#### Source excerpt
# # # # # # #
All over Europe, pension funds are handing over the running of their assets to third-party managers. Outsourcing has become a buzz word as regulatory reform, a clampdown on costs and risk, and a greater awareness of best market practice lead pension funds into new asset classes with new managers and new investment structures.
In short, there is a growing trend among European pension funds to use outside expertise to help get the best out of assets. This, in turn, frees up fiduciaries to focus on their core responsibilities.
Among the biggest catalysts for the outsourcing trend has been a relaxation of protective legislation in Europe. At the root of this easing is a gradual breakdown in state provision, which has accelerated over the past five years or so. If the state will
no longer provide, it follows that other pension purveyors will have to fill the gap.

As a result, different types of investment management firms – increasingly foreign as well as domestic – are now offering their products and services in markets that were previously closed or difficult to access. The new European Pension Funds Directive should encourage this trend.
Northern Europe is proving to be particularly fertile territory for these managers. In the Netherlands and Switzerland, thanks to a relaxation of the rules, pension funds may now manage third-party assets. A number of the bigger funds have set themselves up under different trading names to that of their original sponsor to manage and administer other pension funds’ money.
# # # # # # #
#### Extracted data
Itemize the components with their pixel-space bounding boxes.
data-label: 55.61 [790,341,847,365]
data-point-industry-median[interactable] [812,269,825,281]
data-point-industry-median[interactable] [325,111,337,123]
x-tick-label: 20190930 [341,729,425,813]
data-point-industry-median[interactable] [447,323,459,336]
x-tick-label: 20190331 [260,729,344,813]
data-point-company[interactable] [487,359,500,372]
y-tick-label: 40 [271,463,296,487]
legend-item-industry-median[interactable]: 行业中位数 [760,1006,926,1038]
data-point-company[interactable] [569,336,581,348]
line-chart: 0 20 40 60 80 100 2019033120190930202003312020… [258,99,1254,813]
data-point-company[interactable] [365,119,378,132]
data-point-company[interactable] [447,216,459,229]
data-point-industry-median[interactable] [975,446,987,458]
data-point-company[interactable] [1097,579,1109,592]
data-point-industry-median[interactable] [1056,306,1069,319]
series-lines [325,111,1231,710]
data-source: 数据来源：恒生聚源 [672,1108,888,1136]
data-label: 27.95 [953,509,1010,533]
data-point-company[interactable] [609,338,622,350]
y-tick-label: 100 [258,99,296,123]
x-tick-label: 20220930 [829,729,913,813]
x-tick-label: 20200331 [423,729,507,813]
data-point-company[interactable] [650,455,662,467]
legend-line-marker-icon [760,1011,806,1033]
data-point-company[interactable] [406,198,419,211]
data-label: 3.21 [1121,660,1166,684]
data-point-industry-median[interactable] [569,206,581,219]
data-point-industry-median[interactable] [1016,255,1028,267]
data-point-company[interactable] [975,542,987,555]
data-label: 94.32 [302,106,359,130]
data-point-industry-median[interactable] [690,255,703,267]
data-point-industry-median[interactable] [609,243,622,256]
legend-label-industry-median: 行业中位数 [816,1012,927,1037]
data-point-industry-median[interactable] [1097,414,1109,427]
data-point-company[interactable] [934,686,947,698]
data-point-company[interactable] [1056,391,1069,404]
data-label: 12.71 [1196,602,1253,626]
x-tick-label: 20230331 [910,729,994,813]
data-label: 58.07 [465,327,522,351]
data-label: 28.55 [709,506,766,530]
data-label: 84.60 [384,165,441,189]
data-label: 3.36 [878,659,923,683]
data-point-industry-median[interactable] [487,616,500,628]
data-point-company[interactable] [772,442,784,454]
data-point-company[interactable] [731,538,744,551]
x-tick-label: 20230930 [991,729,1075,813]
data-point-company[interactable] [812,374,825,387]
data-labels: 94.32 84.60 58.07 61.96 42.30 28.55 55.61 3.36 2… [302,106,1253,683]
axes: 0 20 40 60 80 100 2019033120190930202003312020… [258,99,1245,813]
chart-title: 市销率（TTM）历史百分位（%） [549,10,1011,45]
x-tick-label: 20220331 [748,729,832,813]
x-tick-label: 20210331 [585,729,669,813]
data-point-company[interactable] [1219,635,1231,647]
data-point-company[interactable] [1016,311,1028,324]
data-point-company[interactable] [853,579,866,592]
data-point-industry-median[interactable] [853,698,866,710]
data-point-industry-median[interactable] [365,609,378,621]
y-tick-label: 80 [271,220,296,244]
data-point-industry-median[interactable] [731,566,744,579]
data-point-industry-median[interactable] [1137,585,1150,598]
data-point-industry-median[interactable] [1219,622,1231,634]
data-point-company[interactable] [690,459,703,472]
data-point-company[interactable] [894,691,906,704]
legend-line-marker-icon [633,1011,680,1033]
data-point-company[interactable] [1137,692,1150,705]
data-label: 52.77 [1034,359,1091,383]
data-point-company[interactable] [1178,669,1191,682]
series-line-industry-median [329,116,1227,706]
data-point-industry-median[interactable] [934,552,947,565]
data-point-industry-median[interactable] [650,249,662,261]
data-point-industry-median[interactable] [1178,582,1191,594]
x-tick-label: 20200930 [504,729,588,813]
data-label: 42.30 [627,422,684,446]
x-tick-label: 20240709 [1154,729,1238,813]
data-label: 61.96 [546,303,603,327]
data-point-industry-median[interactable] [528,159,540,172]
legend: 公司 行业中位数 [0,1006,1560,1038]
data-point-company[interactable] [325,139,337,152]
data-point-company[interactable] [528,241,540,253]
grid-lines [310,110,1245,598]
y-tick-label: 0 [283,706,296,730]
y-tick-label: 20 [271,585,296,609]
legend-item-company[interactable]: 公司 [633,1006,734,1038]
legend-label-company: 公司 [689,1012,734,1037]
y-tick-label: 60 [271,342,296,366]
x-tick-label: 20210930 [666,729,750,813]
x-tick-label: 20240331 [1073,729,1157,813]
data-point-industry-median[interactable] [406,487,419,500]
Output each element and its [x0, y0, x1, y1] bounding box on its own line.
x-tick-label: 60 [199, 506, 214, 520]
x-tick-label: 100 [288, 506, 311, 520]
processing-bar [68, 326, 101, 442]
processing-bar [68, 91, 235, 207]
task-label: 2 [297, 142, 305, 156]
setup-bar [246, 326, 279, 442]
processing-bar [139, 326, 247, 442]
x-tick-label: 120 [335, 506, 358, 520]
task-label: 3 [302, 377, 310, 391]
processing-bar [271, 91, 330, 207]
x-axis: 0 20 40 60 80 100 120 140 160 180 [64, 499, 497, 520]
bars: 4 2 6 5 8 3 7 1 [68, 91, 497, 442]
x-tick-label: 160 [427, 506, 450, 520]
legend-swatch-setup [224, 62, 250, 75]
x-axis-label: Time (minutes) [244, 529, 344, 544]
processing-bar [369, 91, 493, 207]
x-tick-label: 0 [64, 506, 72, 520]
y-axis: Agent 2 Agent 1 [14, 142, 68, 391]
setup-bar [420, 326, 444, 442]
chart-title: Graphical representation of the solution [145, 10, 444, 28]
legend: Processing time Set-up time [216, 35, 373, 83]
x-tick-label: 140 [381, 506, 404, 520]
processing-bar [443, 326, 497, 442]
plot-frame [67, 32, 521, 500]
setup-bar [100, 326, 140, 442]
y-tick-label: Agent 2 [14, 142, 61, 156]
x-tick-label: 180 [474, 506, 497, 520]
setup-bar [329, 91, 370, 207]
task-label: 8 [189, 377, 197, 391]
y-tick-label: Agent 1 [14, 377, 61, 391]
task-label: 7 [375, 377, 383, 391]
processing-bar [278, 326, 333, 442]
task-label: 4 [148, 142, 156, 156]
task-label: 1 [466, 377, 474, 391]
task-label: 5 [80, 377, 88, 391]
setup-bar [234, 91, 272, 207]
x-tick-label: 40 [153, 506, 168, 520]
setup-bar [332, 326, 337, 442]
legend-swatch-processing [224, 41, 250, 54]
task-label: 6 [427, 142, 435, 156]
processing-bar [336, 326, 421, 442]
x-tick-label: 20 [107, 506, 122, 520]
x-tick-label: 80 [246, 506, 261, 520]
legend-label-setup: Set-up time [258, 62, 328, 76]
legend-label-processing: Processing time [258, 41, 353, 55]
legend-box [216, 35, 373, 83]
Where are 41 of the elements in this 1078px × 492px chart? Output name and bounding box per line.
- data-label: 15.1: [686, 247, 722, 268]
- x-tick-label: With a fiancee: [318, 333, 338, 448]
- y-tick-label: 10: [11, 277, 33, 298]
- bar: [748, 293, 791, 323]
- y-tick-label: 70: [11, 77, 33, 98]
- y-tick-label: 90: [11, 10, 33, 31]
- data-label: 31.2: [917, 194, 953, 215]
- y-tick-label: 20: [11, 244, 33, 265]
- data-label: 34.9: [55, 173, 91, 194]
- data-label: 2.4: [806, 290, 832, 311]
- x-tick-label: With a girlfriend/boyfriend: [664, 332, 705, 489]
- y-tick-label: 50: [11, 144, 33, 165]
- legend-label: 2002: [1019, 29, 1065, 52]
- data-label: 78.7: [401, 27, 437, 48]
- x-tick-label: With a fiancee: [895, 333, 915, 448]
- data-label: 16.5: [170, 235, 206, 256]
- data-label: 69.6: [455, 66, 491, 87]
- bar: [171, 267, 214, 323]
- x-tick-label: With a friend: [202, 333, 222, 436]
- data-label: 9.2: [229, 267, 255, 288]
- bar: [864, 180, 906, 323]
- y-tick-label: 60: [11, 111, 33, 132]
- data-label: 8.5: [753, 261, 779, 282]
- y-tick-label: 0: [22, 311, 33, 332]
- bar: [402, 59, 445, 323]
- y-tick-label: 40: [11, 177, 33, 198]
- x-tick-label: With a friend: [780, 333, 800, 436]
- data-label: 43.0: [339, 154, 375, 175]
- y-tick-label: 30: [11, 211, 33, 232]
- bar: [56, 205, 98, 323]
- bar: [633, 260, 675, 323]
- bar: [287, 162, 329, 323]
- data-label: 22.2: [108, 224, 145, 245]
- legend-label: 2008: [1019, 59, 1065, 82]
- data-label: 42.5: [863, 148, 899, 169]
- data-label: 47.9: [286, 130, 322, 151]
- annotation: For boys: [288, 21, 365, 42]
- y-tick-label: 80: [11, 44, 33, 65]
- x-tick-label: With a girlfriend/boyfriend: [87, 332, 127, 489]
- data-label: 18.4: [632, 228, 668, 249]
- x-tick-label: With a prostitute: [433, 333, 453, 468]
# # # # # # #
#### Short problem A
Answer these questions from the passage on pension fund outsourcing:
(i) What does the use of outside expertise free fiduciaries to do?
(ii) What is named as among the biggest catalysts for the outsourcing trend?
(iii) In which two countries may pension funds now manage third-party assets?
#### Short problem B
Print the part of the pension fund outsourcing passage that opens with the words containing "All over Europe, pension" and closes with "fill the gap.".

#### Exercise response A
(i) Focus on their core responsibilities.
(ii) A relaxation of protective legislation in Europe.
(iii) The Netherlands and Switzerland.

#### Exercise response B
All over Europe, pension funds are handing over the running of their assets to third-party managers. Outsourcing has become a buzz word as regulatory reform, a clampdown on costs and risk, and a greater awareness of best market practice lead pension funds into new asset classes with new managers and new investment structures.
In short, there is a growing trend among European pension funds to use outside expertise to help get the best out of assets. This, in turn, frees up fiduciaries to focus on their core responsibilities.
Among the biggest catalysts for the outsourcing trend has been a relaxation of protective legislation in Europe. At the root of this easing is a gradual breakdown in state provision, which has accelerated over the past five years or so. If the state will
no longer provide, it follows that other pension purveyors will have to fill the gap.